** Begin RECORDS **

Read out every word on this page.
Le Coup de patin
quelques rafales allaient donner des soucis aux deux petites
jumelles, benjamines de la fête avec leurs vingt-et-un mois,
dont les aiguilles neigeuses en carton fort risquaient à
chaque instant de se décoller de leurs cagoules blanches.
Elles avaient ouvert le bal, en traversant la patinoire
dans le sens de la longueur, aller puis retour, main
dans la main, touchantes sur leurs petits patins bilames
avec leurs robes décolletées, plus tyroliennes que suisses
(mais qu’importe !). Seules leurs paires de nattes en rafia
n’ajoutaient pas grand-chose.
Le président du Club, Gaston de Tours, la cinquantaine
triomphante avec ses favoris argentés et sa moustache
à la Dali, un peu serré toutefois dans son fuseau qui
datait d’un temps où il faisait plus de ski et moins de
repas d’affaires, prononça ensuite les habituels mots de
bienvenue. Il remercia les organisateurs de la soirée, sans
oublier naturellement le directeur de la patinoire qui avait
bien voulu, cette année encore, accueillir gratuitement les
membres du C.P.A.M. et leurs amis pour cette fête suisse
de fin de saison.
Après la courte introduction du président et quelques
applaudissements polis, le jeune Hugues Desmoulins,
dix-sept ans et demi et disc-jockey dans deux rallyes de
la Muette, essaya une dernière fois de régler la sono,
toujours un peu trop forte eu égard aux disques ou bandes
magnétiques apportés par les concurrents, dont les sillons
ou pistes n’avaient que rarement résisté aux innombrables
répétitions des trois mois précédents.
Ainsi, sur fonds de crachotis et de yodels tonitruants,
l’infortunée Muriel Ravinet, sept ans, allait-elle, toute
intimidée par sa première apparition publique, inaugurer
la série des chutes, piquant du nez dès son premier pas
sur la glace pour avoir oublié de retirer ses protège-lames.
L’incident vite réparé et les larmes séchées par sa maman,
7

** End RECORDS **
** Begin RECORDS **

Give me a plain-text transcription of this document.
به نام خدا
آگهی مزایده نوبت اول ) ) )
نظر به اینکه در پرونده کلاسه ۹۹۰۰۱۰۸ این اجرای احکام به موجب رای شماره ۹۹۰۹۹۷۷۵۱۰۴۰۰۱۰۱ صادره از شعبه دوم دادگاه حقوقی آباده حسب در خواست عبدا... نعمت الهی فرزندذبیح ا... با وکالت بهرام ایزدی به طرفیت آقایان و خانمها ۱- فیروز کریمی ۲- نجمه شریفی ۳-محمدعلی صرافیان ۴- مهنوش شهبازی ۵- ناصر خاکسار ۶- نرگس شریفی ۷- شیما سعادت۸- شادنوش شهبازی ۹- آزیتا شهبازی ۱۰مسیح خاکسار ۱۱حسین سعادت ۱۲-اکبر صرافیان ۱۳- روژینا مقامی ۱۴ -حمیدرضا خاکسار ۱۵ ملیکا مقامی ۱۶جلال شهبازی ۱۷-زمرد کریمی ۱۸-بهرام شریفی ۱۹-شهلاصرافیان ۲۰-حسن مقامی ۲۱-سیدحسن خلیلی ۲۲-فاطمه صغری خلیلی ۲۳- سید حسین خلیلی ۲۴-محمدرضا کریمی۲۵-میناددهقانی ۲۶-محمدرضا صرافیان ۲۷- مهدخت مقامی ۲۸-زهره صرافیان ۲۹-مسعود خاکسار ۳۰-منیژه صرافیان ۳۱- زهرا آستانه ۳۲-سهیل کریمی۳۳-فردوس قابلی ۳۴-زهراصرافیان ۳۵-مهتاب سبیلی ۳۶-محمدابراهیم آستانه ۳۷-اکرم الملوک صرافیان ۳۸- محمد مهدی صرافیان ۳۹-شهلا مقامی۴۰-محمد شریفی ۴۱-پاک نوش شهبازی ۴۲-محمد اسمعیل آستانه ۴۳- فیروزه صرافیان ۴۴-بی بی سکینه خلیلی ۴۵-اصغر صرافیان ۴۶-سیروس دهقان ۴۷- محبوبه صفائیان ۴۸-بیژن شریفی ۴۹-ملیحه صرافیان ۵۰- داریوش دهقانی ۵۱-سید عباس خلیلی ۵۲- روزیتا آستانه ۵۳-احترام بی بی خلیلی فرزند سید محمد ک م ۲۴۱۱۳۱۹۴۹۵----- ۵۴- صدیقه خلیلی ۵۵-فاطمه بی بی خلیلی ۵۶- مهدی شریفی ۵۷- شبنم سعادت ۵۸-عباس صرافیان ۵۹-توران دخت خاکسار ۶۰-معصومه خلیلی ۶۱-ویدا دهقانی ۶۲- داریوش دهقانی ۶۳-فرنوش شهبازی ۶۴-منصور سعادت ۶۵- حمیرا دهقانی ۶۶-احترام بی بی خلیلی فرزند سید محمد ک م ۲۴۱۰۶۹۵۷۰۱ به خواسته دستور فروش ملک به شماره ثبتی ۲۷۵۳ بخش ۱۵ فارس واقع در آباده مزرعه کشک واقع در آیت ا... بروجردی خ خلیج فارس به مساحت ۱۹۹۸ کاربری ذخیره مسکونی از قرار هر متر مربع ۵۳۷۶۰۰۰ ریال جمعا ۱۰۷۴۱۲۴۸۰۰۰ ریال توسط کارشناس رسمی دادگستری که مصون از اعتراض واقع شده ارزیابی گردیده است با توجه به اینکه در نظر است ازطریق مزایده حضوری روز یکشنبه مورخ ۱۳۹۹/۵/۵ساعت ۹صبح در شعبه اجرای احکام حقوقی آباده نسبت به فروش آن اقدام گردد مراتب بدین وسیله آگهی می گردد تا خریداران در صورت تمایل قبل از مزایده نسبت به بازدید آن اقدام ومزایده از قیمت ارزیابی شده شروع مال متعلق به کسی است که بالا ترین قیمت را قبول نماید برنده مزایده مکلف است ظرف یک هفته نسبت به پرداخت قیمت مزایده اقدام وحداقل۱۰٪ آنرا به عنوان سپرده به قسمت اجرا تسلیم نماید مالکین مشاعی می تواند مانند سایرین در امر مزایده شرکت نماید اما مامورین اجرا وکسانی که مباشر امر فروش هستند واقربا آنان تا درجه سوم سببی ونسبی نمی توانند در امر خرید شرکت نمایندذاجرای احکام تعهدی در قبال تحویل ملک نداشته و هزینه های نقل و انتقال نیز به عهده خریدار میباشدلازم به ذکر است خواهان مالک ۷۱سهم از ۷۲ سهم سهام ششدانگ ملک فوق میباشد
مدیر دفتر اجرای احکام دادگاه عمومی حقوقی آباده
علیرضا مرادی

** End RECORDS **
** Begin RECORDS **

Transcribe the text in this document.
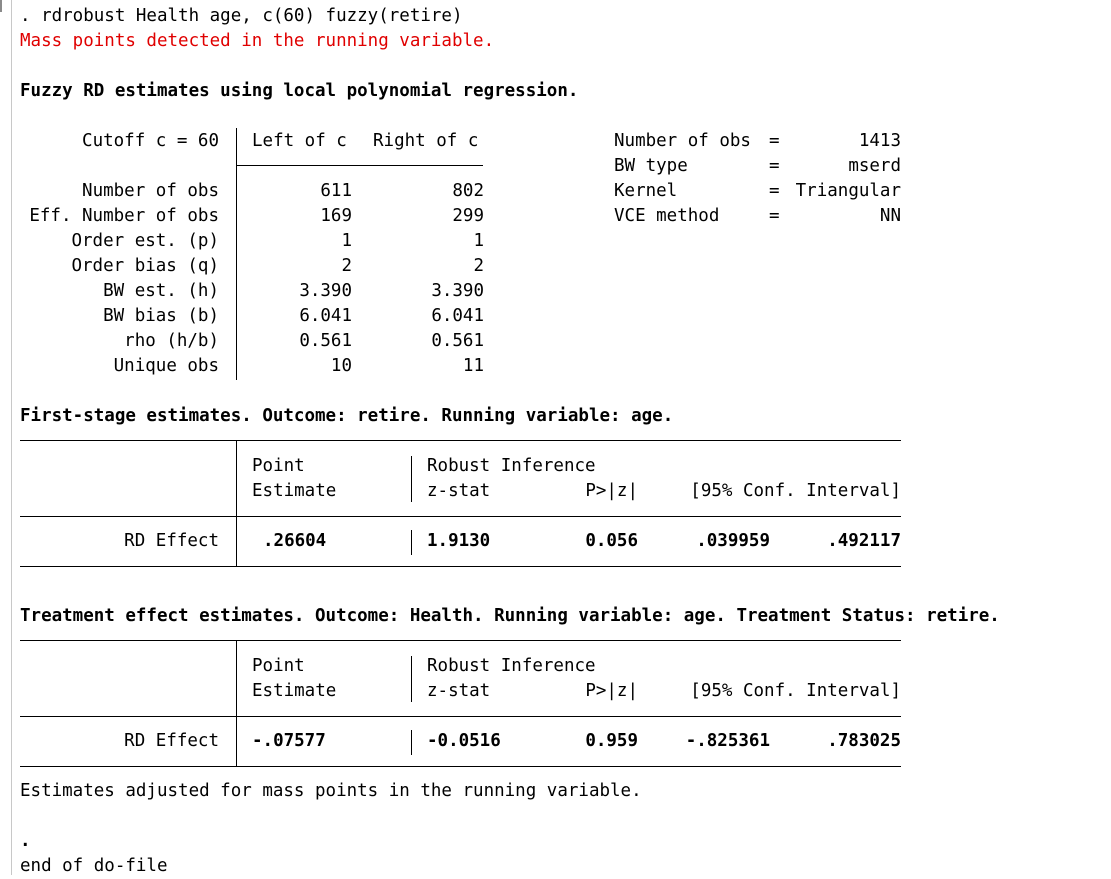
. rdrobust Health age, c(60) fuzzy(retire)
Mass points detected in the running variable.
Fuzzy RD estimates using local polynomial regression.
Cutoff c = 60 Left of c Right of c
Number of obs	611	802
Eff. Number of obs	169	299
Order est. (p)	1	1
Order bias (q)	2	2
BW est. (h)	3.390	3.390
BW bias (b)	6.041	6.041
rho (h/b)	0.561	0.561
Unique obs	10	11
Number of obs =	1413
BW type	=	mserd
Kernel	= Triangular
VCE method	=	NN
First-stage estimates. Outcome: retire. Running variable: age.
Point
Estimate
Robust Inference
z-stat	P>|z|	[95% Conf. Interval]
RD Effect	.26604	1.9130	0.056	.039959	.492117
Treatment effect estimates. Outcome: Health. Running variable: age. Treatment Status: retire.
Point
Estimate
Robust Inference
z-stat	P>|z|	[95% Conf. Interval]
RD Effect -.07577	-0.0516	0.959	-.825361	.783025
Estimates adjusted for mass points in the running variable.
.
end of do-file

** End RECORDS **

Every line in the data above that contains "Health" needs to be copied.

## PROBLEM SOLUTION
. rdrobust Health age, c(60) fuzzy(retire)
Treatment effect estimates. Outcome: Health. Running variable: age. Treatment Status: retire.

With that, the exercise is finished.